Start SOURCE RECORDS

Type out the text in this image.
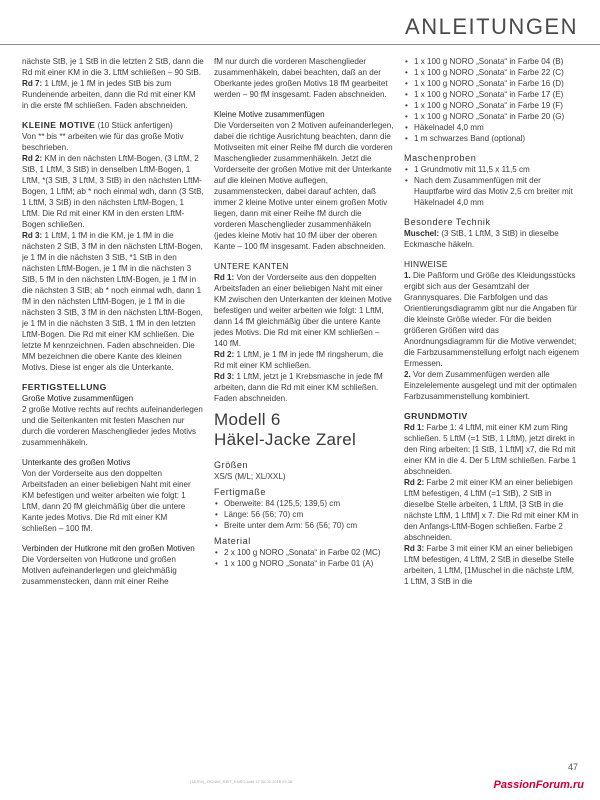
ANLEITUNGEN

nächste StB, je 1 StB in die letzten 2 StB, dann die Rd mit einer KM in die 3. LftM schließen – 90 StB.

Rd 7: 1 LftM, je 1 fM in jedes StB bis zum Rundenende arbeiten, dann die Rd mit einer KM in die erste fM schließen. Faden abschneiden.

KLEINE MOTIVE (10 Stück anfertigen)

Von ** bis ** arbeiten wie für das große Motiv beschrieben.

Rd 2: KM in den nächsten LftM-Bogen, (3 LftM, 2 StB, 1 LftM, 3 StB) in denselben LftM-Bogen, 1 LftM, *(3 StB, 3 LftM, 3 StB) in den nächsten LftM-Bogen, 1 LftM; ab * noch einmal wdh, dann (3 StB, 1 LftM, 3 StB) in den nächsten LftM-Bogen, 1 LftM. Die Rd mit einer KM in den ersten LftM-Bogen schließen.

Rd 3: 1 LftM, 1 fM in die KM, je 1 fM in die nächsten 2 StB, 3 fM in den nächsten LftM-Bogen, je 1 fM in die nächsten 3 StB, *1 StB in den nächsten LftM-Bogen, je 1 fM in die nächsten 3 StB, 5 fM in den nächsten LftM-Bogen, je 1 fM in die nächsten 3 StB; ab * noch einmal wdh, dann 1 fM in den nächsten LftM-Bogen, je 1 fM in die nächsten 3 StB, 3 fM in den nächsten LftM-Bogen, je 1 fM in die nächsten 3 StB, 1 fM in den letzten LftM-Bogen. Die Rd mit einer KM schließen. Die letzte M kennzeichnen. Faden abschneiden. Die MM bezeichnen die obere Kante des kleinen Motivs. Diese ist enger als die Unterkante.

FERTIGSTELLUNG

Große Motive zusammenfügen

2 große Motive rechts auf rechts aufeinanderlegen und die Seitenkanten mit festen Maschen nur durch die vorderen Maschenglieder jedes Motivs zusammenhäkeln.

Unterkante des großen Motivs

Von der Vorderseite aus den doppelten Arbeitsfaden an einer beliebigen Naht mit einer KM befestigen und weiter arbeiten wie folgt: 1 LftM, dann 20 fM gleichmäßig über die untere Kante jedes Motivs. Die Rd mit einer KM schließen – 100 fM.

Verbinden der Hutkrone mit den großen Motiven

Die Vorderseiten von Hutkrone und großen Motiven aufeinanderlegen und gleichmäßig zusammenstecken, dann mit einer Reihe

fM nur durch die vorderen Maschenglieder zusammenhäkeln, dabei beachten, daß an der Oberkante jedes großen Motivs 18 fM gearbeitet werden – 90 fM insgesamt. Faden abschneiden.

Kleine Motive zusammenfügen

Die Vorderseiten von 2 Motiven aufeinanderlegen, dabei die richtige Ausrichtung beachten, dann die Motivseiten mit einer Reihe fM durch die vorderen Maschenglieder zusammenhäkeln. Jetzt die Vorderseite der großen Motive mit der Unterkante auf die kleinen Motive auflegen, zusammenstecken, dabei darauf achten, daß immer 2 kleine Motive unter einem großen Motiv liegen, dann mit einer Reihe fM durch die vorderen Maschenglieder zusammenhäkeln (jedes kleine Motiv hat 10 fM über der oberen Kante – 100 fM insgesamt. Faden abschneiden.

UNTERE KANTEN

Rd 1: Von der Vorderseite aus den doppelten Arbeitsfaden an einer beliebigen Naht mit einer KM zwischen den Unterkanten der kleinen Motive befestigen und weiter arbeiten wie folgt: 1 LftM, dann 14 fM gleichmäßig über die untere Kante jedes Motivs. Die Rd mit einer KM schließen – 140 fM.

Rd 2: 1 LftM, je 1 fM in jede fM ringsherum, die Rd mit einer KM schließen.

Rd 3: 1 LftM, jetzt je 1 Krebsmasche in jede fM arbeiten, dann die Rd mit einer KM schließen. Faden abschneiden.

Modell 6
Häkel-Jacke Zarel

Größen

XS/S (M/L; XL/XXL)

Fertigmaße

• Oberweite: 84 (125,5; 139,5) cm
• Länge: 56 (56; 70) cm
• Breite unter dem Arm: 56 (56; 70) cm

Material

• 2 x 100 g NORO „Sonata“ in Farbe 02 (MC)
• 1 x 100 g NORO „Sonata“ in Farbe 01 (A)
• 1 x 100 g NORO „Sonata“ in Farbe 04 (B)
• 1 x 100 g NORO „Sonata“ in Farbe 22 (C)
• 1 x 100 g NORO „Sonata“ in Farbe 16 (D)
• 1 x 100 g NORO „Sonata“ in Farbe 17 (E)
• 1 x 100 g NORO „Sonata“ in Farbe 19 (F)
• 1 x 100 g NORO „Sonata“ in Farbe 20 (G)
• Häkelnadel 4,0 mm
• 1 m schwarzes Band (optional)

Maschenproben

• 1 Grundmotiv mit 11,5 x 11,5 cm
• Nach dem Zusammenfügen mit der Hauptfarbe wird das Motiv 2,5 cm breiter mit Häkelnadel 4,0 mm

Besondere Technik

Muschel: (3 StB, 1 LftM, 3 StB) in dieselbe Eckmasche häkeln.

HINWEISE

1. Die Paßform und Größe des Kleidungsstücks ergibt sich aus der Gesamtzahl der Grannysquares. Die Farbfolgen und das Orientierungsdiagramm gibt nur die Angaben für die kleinste Größe wieder. Für die beiden größeren Größen wird das Anordnungsdiagramm für die Motive verwendet; die Farbzusammenstellung erfolgt nach eigenem Ermessen.

2. Vor dem Zusammenfügen werden alle Einzelelemente ausgelegt und mit der optimalen Farbzusammenstellung kombiniert.

GRUNDMOTIV

Rd 1: Farbe 1: 4 LftM, mit einer KM zum Ring schließen. 5 LftM (=1 StB, 1 LftM), jetzt direkt in den Ring arbeiten: [1 StB, 1 LftM] x7, die Rd mit einer KM in die 4. Der 5 LftM schließen. Farbe 1 abschneiden.

Rd 2: Farbe 2 mit einer KM an einer beliebigen LftM befestigen, 4 LftM (=1 StB), 2 StB in dieselbe Stelle arbeiten, 1 LftM, [3 StB in die nächste LftM, 1 LftM] x 7. Die Rd mit einer KM in den Anfangs-LftM-Bogen schließen. Farbe 2 abschneiden.

Rd 3: Farbe 3 mit einer KM an einer beliebigen LftM befestigen, 4 LftM, 2 StB in dieselbe Stelle arbeiten, 1 LftM, [1Muschel in die nächste LftM, 1 LftM, 3 StB in die

47
(18,5%)_ZH2406_REIT_ENRO.indd 47 26.01.2018 09:38	PassionForum.ru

End SOURCE RECORDS

WHAT THE TASK ASKS: Locate all lines that include the word "werden" and copy them out.

EXPECTED ANSWER:
fM nur durch die vorderen Maschenglieder zusammenhäkeln, dabei beachten, daß an der Oberkante jedes großen Motivs 18 fM gearbeitet werden – 90 fM insgesamt. Faden abschneiden.
2. Vor dem Zusammenfügen werden alle Einzelelemente ausgelegt und mit der optimalen Farbzusammenstellung kombiniert.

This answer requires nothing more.